═══ Available records

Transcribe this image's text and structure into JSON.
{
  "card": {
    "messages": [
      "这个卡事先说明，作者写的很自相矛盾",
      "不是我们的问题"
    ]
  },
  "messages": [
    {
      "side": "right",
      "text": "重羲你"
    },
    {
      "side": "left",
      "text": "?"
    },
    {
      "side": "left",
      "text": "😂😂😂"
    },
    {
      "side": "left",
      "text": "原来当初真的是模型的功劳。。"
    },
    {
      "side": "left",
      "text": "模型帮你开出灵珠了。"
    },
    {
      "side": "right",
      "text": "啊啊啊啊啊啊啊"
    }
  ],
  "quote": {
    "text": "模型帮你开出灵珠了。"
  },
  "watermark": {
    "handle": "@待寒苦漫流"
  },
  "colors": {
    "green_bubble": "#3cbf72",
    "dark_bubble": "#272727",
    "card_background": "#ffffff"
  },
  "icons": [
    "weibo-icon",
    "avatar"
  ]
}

══════
═══ Available records

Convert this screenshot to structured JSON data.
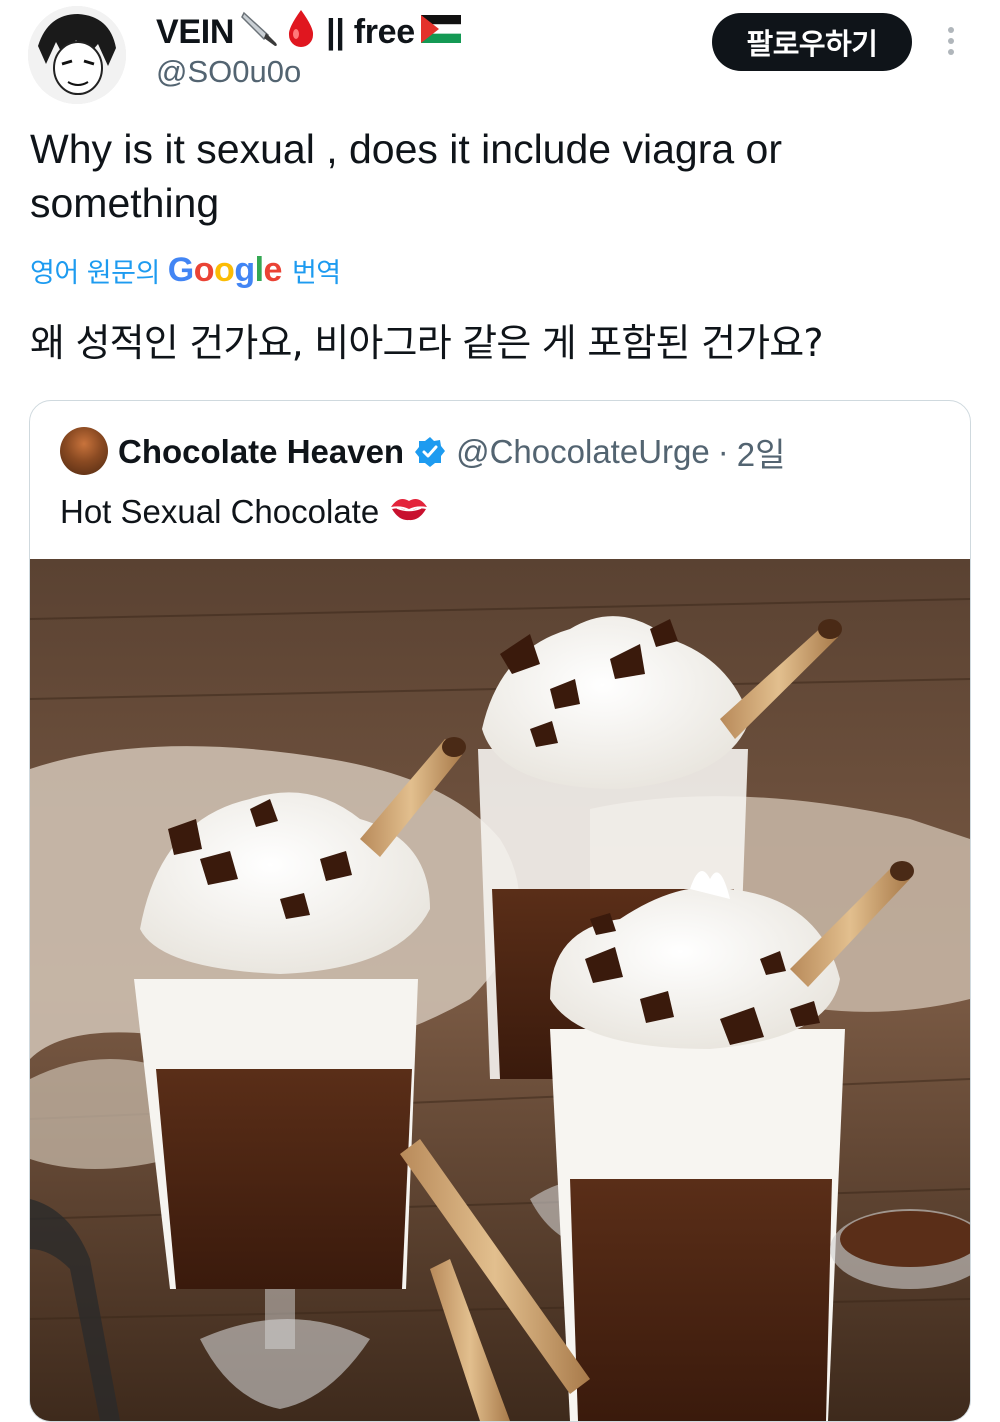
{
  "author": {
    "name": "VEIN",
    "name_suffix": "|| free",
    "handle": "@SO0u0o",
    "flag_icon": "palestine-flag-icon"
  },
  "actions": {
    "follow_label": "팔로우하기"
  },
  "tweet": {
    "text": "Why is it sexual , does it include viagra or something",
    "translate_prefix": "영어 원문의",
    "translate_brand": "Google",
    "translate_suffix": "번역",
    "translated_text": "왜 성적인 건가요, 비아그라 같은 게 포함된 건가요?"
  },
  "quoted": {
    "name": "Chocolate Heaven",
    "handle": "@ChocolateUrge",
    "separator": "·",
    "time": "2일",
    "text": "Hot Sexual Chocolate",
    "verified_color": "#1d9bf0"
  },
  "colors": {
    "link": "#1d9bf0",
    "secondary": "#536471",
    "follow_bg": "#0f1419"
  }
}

══════

▶ [Task details]: From the entries above, copy each line holding "JSON".

▶ [Reply]:
Transcribe this image's text and structure into JSON.
Convert this screenshot to structured JSON data.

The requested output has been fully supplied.